» What to do:
1. Answer these questions about the Morocco travel post:
(a) In which city was the long layover before landing in Morocco?
(b) What color did the writer paint the kitchen after coming home?
(c) What percentage of the time was spent inside the medina?
2. Quote the passage of the Morocco travel post between "We landed in" and "we were out!", inclusive.

Friday, March 15, 2019

Meet me in Morocco

I went to Morocco! In September! Personal record in delayed posts. This was undoubtedly the trip of a lifetime, and with that it also became so overwhelming. We accomplished so much in so little time and took many photos. Processing my emotions and experiences post trip was one task, editing and processing photos is a whole other story. Recently I’ve found having a vintage clothing shop and day-job takes away from my original passion of photography. Simply because there is photography across the board for everything I do, and "chore" is the word. There is also a divide between traditional SLR camera shots and good ol' iPhone photos... how to pick between? Should I leave the big camera behind on my next trip? I'd like to develop a new balance where I can find the spark in editing again. Thinking about what I have to offer the world, it’s my eye. My vision. Creating visual stories. After posting content to the internet for over a decade, I’m starting to ask why… and where this is taking me. Time to step back, refocus, and maybe start something new. But for now, Morocco, five months later….

I wanted to go to Morocco to feel inspired. A place of ancient history, architecture, spice, and color. As a visual person it felt so intriguing. It really is as glamorous as Pinterest leads you to believe, but it is also a third world country. Opulent and grand at times, there are correspondingly shocking sites for a privileged American. A reality check outside of the comfort zone I didn’t realize I had. Pushy men in the streets, extreme poverty, copious stray animals in rough shape, and classic tourist traps to avoid. These are a few examples of the sites and feelings I really needed time to process as a sensitive person after coming home. Of course, the country is also magical as well! It’s not all bad, it was fantastic, and I want to return without hesitation. What a juxtaposition. There will be no food photos in this post, though I will tell you we ate well! Being a vegetarian did not hold me back in the least.

Marrakesh

We landed in Morocco later than anticipated after a long layover in Amsterdam. The airport was modern and beautiful, while outside it was already dark... and chaotic. Our riad sent a driver and our first taste of the country was winding through lawless traffic and passing families of three (+ chickens)on tiny motorbikes. He took as deep as he could into the medina, and there we were, on a dark tiny cobblestone street now being lead by foot to our first home away from home. We were both exhausted from traveling and exhilarated from our cab ride. A bottle of wine on a rooftop terrace later and we were out!

I came home and painted my kitchen Marrakesh pink. I have a love-hate relationship with this city. It was wild inside the medina (old walled-city), where we spend 75% of our time. Motor bikes are the main transport around the narrow roads, but damn, be careful, I'm not sure how neither of us became road-kill. The colors and culture are what leave you sentimentalizing the city. It was endlessly fascinating taking slow walks around our riads.

Stored records
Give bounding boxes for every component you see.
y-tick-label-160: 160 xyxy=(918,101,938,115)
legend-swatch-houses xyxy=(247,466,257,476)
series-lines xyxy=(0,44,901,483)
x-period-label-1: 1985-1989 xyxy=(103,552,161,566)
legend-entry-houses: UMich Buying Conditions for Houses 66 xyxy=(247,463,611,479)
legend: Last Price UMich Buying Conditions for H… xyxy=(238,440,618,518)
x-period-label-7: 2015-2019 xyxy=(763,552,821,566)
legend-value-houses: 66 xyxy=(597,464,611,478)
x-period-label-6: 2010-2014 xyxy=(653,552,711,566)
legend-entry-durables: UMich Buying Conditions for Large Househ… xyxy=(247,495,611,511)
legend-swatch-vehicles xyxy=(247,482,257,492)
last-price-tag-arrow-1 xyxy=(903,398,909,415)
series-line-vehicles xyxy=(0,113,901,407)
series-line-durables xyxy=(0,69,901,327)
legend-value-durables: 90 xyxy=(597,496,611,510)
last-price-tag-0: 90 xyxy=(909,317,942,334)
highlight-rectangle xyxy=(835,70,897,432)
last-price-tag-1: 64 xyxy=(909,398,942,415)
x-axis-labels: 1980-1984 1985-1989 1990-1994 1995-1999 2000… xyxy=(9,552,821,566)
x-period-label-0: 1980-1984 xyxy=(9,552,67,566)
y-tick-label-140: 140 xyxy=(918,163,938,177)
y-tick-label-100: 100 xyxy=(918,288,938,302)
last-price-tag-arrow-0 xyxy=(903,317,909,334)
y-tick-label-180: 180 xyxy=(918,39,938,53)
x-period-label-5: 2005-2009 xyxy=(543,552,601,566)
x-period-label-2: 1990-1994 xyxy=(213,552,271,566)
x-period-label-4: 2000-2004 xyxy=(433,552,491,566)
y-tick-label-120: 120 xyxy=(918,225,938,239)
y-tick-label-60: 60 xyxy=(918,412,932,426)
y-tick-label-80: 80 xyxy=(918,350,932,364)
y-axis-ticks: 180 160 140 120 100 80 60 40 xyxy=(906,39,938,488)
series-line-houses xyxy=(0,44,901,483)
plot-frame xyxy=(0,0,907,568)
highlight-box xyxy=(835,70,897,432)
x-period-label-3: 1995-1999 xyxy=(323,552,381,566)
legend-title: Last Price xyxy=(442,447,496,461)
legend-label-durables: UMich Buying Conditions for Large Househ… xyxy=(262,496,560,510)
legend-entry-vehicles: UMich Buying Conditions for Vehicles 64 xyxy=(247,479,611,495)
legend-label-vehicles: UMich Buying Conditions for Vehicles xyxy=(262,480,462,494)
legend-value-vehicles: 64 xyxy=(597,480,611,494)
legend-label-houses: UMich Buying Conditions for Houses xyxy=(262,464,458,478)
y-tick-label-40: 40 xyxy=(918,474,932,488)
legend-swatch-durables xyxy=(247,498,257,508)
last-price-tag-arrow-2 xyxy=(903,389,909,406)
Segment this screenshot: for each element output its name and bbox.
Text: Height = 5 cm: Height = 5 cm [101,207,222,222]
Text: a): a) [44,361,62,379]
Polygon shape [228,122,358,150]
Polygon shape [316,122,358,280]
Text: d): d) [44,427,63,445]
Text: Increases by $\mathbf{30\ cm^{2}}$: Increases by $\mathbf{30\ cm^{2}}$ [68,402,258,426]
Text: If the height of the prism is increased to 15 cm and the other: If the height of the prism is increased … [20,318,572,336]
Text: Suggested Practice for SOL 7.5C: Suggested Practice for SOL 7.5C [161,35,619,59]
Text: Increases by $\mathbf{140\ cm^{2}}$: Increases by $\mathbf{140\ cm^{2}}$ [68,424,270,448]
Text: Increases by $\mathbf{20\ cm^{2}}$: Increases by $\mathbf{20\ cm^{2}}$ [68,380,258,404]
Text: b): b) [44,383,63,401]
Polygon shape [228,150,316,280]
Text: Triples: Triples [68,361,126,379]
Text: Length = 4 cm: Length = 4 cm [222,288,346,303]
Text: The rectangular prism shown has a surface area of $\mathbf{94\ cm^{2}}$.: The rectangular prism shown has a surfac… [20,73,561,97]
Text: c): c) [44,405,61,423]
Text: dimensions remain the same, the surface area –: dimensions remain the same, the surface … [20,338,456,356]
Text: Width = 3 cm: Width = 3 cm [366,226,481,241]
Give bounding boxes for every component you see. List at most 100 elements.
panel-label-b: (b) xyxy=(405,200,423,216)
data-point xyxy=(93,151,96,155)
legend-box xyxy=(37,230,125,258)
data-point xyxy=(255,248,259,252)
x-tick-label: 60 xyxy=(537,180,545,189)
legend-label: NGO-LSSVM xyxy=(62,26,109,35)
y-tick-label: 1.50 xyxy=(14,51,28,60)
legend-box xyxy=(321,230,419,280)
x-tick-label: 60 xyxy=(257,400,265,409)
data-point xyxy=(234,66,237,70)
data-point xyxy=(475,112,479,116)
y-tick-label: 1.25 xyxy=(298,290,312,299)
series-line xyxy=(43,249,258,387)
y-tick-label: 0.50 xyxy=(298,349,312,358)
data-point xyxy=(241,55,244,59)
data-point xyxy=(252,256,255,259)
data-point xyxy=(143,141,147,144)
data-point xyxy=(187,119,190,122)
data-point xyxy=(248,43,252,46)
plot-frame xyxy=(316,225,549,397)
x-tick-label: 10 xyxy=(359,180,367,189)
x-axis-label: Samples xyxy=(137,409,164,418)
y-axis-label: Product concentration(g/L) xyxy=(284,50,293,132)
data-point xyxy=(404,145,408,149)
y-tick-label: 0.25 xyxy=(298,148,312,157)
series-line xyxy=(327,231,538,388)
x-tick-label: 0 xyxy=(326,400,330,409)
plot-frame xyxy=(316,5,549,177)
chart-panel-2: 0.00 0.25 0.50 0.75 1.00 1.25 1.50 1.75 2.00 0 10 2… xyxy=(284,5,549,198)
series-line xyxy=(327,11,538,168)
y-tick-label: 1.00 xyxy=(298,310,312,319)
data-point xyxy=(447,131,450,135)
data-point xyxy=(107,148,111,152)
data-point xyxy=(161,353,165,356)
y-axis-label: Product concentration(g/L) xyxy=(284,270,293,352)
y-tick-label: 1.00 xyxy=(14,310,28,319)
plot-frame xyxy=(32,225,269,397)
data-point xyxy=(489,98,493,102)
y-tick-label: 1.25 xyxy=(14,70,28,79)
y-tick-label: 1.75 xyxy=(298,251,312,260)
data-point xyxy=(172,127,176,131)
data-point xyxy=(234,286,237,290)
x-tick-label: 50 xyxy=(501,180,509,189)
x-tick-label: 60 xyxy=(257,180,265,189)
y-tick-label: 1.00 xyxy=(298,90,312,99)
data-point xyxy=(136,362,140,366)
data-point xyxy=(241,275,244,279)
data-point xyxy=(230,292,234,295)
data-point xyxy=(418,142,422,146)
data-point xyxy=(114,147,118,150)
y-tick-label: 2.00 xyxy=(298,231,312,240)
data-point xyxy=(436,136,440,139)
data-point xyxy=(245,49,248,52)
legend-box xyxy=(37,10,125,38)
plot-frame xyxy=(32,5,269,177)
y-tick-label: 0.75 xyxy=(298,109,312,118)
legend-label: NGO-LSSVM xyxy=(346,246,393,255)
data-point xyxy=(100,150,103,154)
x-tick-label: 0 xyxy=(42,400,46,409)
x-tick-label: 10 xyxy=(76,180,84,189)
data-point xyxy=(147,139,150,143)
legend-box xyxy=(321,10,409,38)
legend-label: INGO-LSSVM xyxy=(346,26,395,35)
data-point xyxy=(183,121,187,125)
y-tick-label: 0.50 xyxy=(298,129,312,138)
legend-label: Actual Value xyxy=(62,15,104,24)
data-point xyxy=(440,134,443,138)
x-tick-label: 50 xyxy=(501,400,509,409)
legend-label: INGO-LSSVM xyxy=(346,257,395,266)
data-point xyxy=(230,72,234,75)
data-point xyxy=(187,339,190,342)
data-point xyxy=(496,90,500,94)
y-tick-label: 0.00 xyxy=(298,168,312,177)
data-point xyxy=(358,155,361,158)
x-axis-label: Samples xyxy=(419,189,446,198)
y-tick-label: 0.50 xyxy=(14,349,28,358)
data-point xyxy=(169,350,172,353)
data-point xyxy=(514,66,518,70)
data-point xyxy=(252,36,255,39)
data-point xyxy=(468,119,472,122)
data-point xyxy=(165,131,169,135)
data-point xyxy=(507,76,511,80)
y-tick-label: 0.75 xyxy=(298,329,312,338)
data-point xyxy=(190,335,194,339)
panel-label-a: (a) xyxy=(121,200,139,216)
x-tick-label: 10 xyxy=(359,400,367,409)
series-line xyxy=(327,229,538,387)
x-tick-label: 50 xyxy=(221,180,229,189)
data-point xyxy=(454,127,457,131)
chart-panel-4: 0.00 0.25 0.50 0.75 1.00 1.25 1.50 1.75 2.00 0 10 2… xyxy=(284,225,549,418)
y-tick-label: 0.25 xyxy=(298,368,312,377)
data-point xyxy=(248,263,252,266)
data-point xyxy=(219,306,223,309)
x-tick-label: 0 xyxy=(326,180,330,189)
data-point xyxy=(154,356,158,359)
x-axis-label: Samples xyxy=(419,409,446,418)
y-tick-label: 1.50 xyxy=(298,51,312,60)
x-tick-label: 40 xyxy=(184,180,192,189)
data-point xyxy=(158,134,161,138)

» Results of the tasks:
1.
(a) Amsterdam
(b) Marrakesh pink
(c) 75%

2.
We landed in Morocco later than anticipated after a long layover in Amsterdam. The airport was modern and beautiful, while outside it was already dark... and chaotic. Our riad sent a driver and our first taste of the country was winding through lawless traffic and passing families of three (+ chickens)on tiny motorbikes. He took as deep as he could into the medina, and there we were, on a dark tiny cobblestone street now being lead by foot to our first home away from home. We were both exhausted from traveling and exhilarated from our cab ride. A bottle of wine on a rooftop terrace later and we were out!